Using the records that follow, copy every line containing the word "JSON".

## START Supplied data

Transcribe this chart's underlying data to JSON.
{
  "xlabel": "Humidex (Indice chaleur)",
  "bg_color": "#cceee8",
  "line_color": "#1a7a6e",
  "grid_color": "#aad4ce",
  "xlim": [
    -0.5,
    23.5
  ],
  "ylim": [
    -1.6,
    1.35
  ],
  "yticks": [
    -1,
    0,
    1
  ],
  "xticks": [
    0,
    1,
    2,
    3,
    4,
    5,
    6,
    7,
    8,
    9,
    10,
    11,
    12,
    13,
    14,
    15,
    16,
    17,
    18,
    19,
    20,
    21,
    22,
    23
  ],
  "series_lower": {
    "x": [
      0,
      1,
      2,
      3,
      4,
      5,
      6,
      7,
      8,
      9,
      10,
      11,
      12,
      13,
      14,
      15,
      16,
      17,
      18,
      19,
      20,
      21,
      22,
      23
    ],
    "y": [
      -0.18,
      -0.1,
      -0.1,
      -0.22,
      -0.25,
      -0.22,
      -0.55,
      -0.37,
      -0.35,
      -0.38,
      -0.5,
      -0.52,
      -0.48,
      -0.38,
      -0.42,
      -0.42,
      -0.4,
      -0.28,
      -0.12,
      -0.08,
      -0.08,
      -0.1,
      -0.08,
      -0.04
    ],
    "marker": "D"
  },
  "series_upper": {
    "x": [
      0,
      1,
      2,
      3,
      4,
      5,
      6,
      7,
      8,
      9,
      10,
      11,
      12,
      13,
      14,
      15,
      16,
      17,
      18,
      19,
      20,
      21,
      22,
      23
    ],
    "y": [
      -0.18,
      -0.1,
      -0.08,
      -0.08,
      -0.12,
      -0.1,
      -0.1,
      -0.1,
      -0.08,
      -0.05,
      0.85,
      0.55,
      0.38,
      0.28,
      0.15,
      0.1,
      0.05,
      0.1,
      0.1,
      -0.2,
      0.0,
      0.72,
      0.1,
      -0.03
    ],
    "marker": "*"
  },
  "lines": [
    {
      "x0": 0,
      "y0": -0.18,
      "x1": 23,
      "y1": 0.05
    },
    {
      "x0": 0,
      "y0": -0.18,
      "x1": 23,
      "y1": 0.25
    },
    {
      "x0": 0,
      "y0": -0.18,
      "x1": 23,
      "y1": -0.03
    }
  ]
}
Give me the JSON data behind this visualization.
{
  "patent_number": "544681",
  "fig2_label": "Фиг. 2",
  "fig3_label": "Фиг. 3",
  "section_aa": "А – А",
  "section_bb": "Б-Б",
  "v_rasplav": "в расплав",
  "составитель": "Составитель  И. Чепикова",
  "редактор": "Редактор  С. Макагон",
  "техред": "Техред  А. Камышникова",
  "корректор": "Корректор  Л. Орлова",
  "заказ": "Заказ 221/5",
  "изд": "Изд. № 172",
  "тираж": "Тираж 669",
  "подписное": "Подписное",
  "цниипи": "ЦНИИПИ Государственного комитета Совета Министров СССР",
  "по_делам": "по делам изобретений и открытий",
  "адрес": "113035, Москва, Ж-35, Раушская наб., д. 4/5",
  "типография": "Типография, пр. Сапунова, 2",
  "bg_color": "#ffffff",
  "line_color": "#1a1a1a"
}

## END Supplied data

» Answer for this exercise
Transcribe this chart's underlying data to JSON.
Give me the JSON data behind this visualization.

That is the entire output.